- **SOURCE DATA**:
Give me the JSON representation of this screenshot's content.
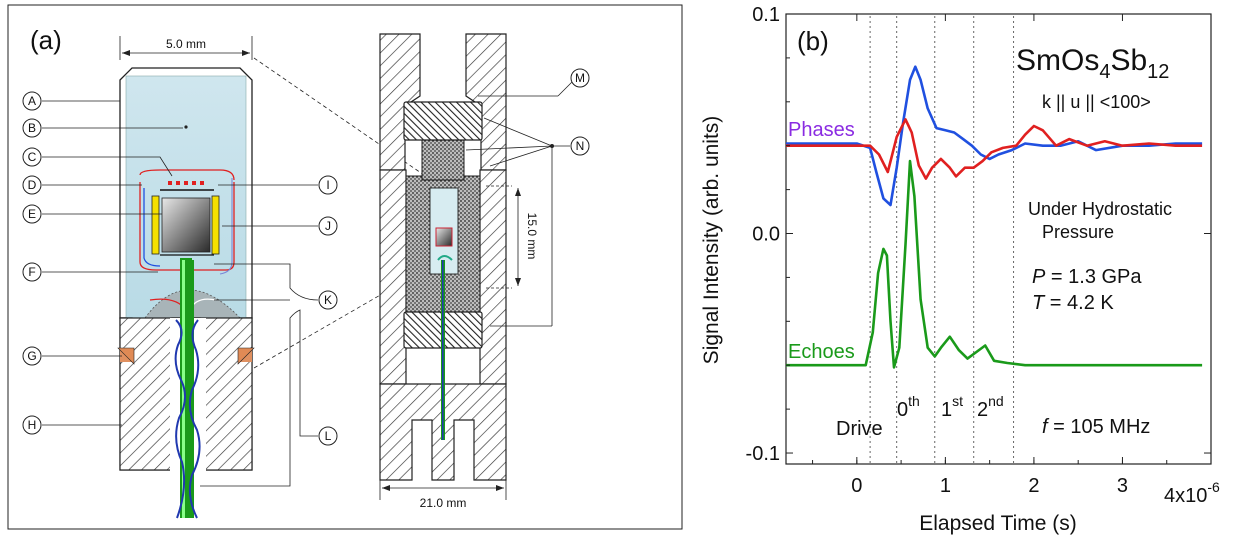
{
  "panel_a": {
    "label": "(a)",
    "dims": {
      "top": "5.0 mm",
      "bottom": "21.0 mm",
      "side": "15.0 mm"
    },
    "parts_left": [
      "A",
      "B",
      "C",
      "D",
      "E",
      "F",
      "G",
      "H"
    ],
    "parts_right": [
      "I",
      "J",
      "K",
      "L"
    ],
    "parts_cell": [
      "M",
      "N"
    ]
  },
  "panel_b": {
    "label": "(b)",
    "compound": {
      "base": "SmOs",
      "sub1": "4",
      "mid": "Sb",
      "sub2": "12"
    },
    "orientation": "k || u || <100>",
    "phases_label": "Phases",
    "echoes_label": "Echoes",
    "condition_1": "Under Hydrostatic",
    "condition_2": "Pressure",
    "pressure": {
      "var": "P",
      "rest": " = 1.3 GPa"
    },
    "temperature": {
      "var": "T",
      "rest": " = 4.2 K"
    },
    "frequency": {
      "var": "f",
      "rest": " = 105 MHz"
    },
    "pulse_labels": {
      "drive": "Drive",
      "zero": "0",
      "zero_sup": "th",
      "first": "1",
      "first_sup": "st",
      "second": "2",
      "second_sup": "nd"
    },
    "scale_label": {
      "base": "4x10",
      "exp": "-6"
    }
  },
  "chart_data": {
    "type": "line",
    "xlabel": "Elapsed Time (s)",
    "ylabel": "Signal Intensity (arb. units)",
    "xlim": [
      -8e-07,
      4e-06
    ],
    "ylim": [
      -0.105,
      0.1
    ],
    "x_ticks": [
      0,
      1e-06,
      2e-06,
      3e-06,
      4e-06
    ],
    "x_tick_labels": [
      "0",
      "1",
      "2",
      "3",
      ""
    ],
    "y_ticks": [
      -0.1,
      0.0,
      0.1
    ],
    "y_tick_labels": [
      "-0.1",
      "0.0",
      "0.1"
    ],
    "grid": false,
    "vlines": [
      1.5e-07,
      4.5e-07,
      8.8e-07,
      1.32e-06,
      1.77e-06
    ],
    "colors": {
      "blue": "#2050e0",
      "red": "#e02020",
      "green": "#1a9a1a",
      "phases_label": "#8a2be2",
      "echoes_label": "#1a9a1a"
    },
    "series": [
      {
        "color": "blue",
        "x": [
          -8e-07,
          -5e-07,
          -2e-07,
          0.0,
          1.5e-07,
          2.2e-07,
          3e-07,
          3.8e-07,
          4.5e-07,
          5.2e-07,
          6e-07,
          6.6e-07,
          7.2e-07,
          8e-07,
          9e-07,
          1e-06,
          1.1e-06,
          1.2e-06,
          1.3e-06,
          1.4e-06,
          1.5e-06,
          1.6e-06,
          1.75e-06,
          1.9e-06,
          2.1e-06,
          2.3e-06,
          2.5e-06,
          2.7e-06,
          3e-06,
          3.3e-06,
          3.6e-06,
          3.9e-06
        ],
        "values": [
          0.041,
          0.041,
          0.041,
          0.041,
          0.039,
          0.028,
          0.016,
          0.013,
          0.03,
          0.05,
          0.07,
          0.076,
          0.07,
          0.057,
          0.048,
          0.047,
          0.046,
          0.043,
          0.04,
          0.036,
          0.034,
          0.036,
          0.038,
          0.041,
          0.04,
          0.04,
          0.042,
          0.038,
          0.04,
          0.04,
          0.041,
          0.041
        ]
      },
      {
        "color": "red",
        "x": [
          -8e-07,
          -5e-07,
          -2e-07,
          0.0,
          1.5e-07,
          2.5e-07,
          3.5e-07,
          4.5e-07,
          5.5e-07,
          6.2e-07,
          7e-07,
          7.8e-07,
          8.5e-07,
          9.5e-07,
          1.05e-06,
          1.12e-06,
          1.22e-06,
          1.32e-06,
          1.42e-06,
          1.52e-06,
          1.65e-06,
          1.8e-06,
          1.9e-06,
          2e-06,
          2.1e-06,
          2.25e-06,
          2.4e-06,
          2.6e-06,
          2.8e-06,
          3e-06,
          3.3e-06,
          3.6e-06,
          3.9e-06
        ],
        "values": [
          0.04,
          0.04,
          0.04,
          0.04,
          0.04,
          0.036,
          0.028,
          0.044,
          0.052,
          0.046,
          0.031,
          0.025,
          0.03,
          0.034,
          0.03,
          0.026,
          0.03,
          0.03,
          0.033,
          0.037,
          0.039,
          0.04,
          0.045,
          0.049,
          0.047,
          0.04,
          0.043,
          0.04,
          0.042,
          0.04,
          0.041,
          0.04,
          0.04
        ]
      },
      {
        "color": "green",
        "x": [
          -8e-07,
          -5e-07,
          -2e-07,
          0.0,
          1e-07,
          1.8e-07,
          2.4e-07,
          3e-07,
          3.4e-07,
          3.8e-07,
          4.2e-07,
          4.8e-07,
          5.5e-07,
          6e-07,
          6.5e-07,
          7.2e-07,
          8e-07,
          8.8e-07,
          9.5e-07,
          1.05e-06,
          1.15e-06,
          1.25e-06,
          1.35e-06,
          1.45e-06,
          1.55e-06,
          1.7e-06,
          1.9e-06,
          2.2e-06,
          2.6e-06,
          3e-06,
          3.4e-06,
          3.9e-06
        ],
        "values": [
          -0.06,
          -0.06,
          -0.06,
          -0.06,
          -0.06,
          -0.045,
          -0.018,
          -0.007,
          -0.01,
          -0.04,
          -0.061,
          -0.052,
          -0.005,
          0.033,
          0.017,
          -0.03,
          -0.052,
          -0.056,
          -0.052,
          -0.047,
          -0.053,
          -0.057,
          -0.054,
          -0.051,
          -0.058,
          -0.059,
          -0.06,
          -0.06,
          -0.06,
          -0.06,
          -0.06,
          -0.06
        ]
      }
    ]
  }
}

- **INSTRUCTIONS TO FOLLOW**: Output the entries above exactly. Drop the pictures.

- **ANSWER FOR THE TASK**:
Give me the JSON representation of this screenshot's content.
{
  "panel_a": {
    "label": "(a)",
    "dims": {
      "top": "5.0 mm",
      "bottom": "21.0 mm",
      "side": "15.0 mm"
    },
    "parts_left": [
      "A",
      "B",
      "C",
      "D",
      "E",
      "F",
      "G",
      "H"
    ],
    "parts_right": [
      "I",
      "J",
      "K",
      "L"
    ],
    "parts_cell": [
      "M",
      "N"
    ]
  },
  "panel_b": {
    "label": "(b)",
    "compound": {
      "base": "SmOs",
      "sub1": "4",
      "mid": "Sb",
      "sub2": "12"
    },
    "orientation": "k || u || <100>",
    "phases_label": "Phases",
    "echoes_label": "Echoes",
    "condition_1": "Under Hydrostatic",
    "condition_2": "Pressure",
    "pressure": {
      "var": "P",
      "rest": " = 1.3 GPa"
    },
    "temperature": {
      "var": "T",
      "rest": " = 4.2 K"
    },
    "frequency": {
      "var": "f",
      "rest": " = 105 MHz"
    },
    "pulse_labels": {
      "drive": "Drive",
      "zero": "0",
      "zero_sup": "th",
      "first": "1",
      "first_sup": "st",
      "second": "2",
      "second_sup": "nd"
    },
    "scale_label": {
      "base": "4x10",
      "exp": "-6"
    }
  },
  "chart_data": {
    "type": "line",
    "xlabel": "Elapsed Time (s)",
    "ylabel": "Signal Intensity (arb. units)",
    "xlim": [
      -8e-07,
      4e-06
    ],
    "ylim": [
      -0.105,
      0.1
    ],
    "x_ticks": [
      0,
      1e-06,
      2e-06,
      3e-06,
      4e-06
    ],
    "x_tick_labels": [
      "0",
      "1",
      "2",
      "3",
      ""
    ],
    "y_ticks": [
      -0.1,
      0.0,
      0.1
    ],
    "y_tick_labels": [
      "-0.1",
      "0.0",
      "0.1"
    ],
    "grid": false,
    "vlines": [
      1.5e-07,
      4.5e-07,
      8.8e-07,
      1.32e-06,
      1.77e-06
    ],
    "colors": {
      "blue": "#2050e0",
      "red": "#e02020",
      "green": "#1a9a1a",
      "phases_label": "#8a2be2",
      "echoes_label": "#1a9a1a"
    },
    "series": [
      {
        "color": "blue",
        "x": [
          -8e-07,
          -5e-07,
          -2e-07,
          0.0,
          1.5e-07,
          2.2e-07,
          3e-07,
          3.8e-07,
          4.5e-07,
          5.2e-07,
          6e-07,
          6.6e-07,
          7.2e-07,
          8e-07,
          9e-07,
          1e-06,
          1.1e-06,
          1.2e-06,
          1.3e-06,
          1.4e-06,
          1.5e-06,
          1.6e-06,
          1.75e-06,
          1.9e-06,
          2.1e-06,
          2.3e-06,
          2.5e-06,
          2.7e-06,
          3e-06,
          3.3e-06,
          3.6e-06,
          3.9e-06
        ],
        "values": [
          0.041,
          0.041,
          0.041,
          0.041,
          0.039,
          0.028,
          0.016,
          0.013,
          0.03,
          0.05,
          0.07,
          0.076,
          0.07,
          0.057,
          0.048,
          0.047,
          0.046,
          0.043,
          0.04,
          0.036,
          0.034,
          0.036,
          0.038,
          0.041,
          0.04,
          0.04,
          0.042,
          0.038,
          0.04,
          0.04,
          0.041,
          0.041
        ]
      },
      {
        "color": "red",
        "x": [
          -8e-07,
          -5e-07,
          -2e-07,
          0.0,
          1.5e-07,
          2.5e-07,
          3.5e-07,
          4.5e-07,
          5.5e-07,
          6.2e-07,
          7e-07,
          7.8e-07,
          8.5e-07,
          9.5e-07,
          1.05e-06,
          1.12e-06,
          1.22e-06,
          1.32e-06,
          1.42e-06,
          1.52e-06,
          1.65e-06,
          1.8e-06,
          1.9e-06,
          2e-06,
          2.1e-06,
          2.25e-06,
          2.4e-06,
          2.6e-06,
          2.8e-06,
          3e-06,
          3.3e-06,
          3.6e-06,
          3.9e-06
        ],
        "values": [
          0.04,
          0.04,
          0.04,
          0.04,
          0.04,
          0.036,
          0.028,
          0.044,
          0.052,
          0.046,
          0.031,
          0.025,
          0.03,
          0.034,
          0.03,
          0.026,
          0.03,
          0.03,
          0.033,
          0.037,
          0.039,
          0.04,
          0.045,
          0.049,
          0.047,
          0.04,
          0.043,
          0.04,
          0.042,
          0.04,
          0.041,
          0.04,
          0.04
        ]
      },
      {
        "color": "green",
        "x": [
          -8e-07,
          -5e-07,
          -2e-07,
          0.0,
          1e-07,
          1.8e-07,
          2.4e-07,
          3e-07,
          3.4e-07,
          3.8e-07,
          4.2e-07,
          4.8e-07,
          5.5e-07,
          6e-07,
          6.5e-07,
          7.2e-07,
          8e-07,
          8.8e-07,
          9.5e-07,
          1.05e-06,
          1.15e-06,
          1.25e-06,
          1.35e-06,
          1.45e-06,
          1.55e-06,
          1.7e-06,
          1.9e-06,
          2.2e-06,
          2.6e-06,
          3e-06,
          3.4e-06,
          3.9e-06
        ],
        "values": [
          -0.06,
          -0.06,
          -0.06,
          -0.06,
          -0.06,
          -0.045,
          -0.018,
          -0.007,
          -0.01,
          -0.04,
          -0.061,
          -0.052,
          -0.005,
          0.033,
          0.017,
          -0.03,
          -0.052,
          -0.056,
          -0.052,
          -0.047,
          -0.053,
          -0.057,
          -0.054,
          -0.051,
          -0.058,
          -0.059,
          -0.06,
          -0.06,
          -0.06,
          -0.06,
          -0.06,
          -0.06
        ]
      }
    ]
  }
}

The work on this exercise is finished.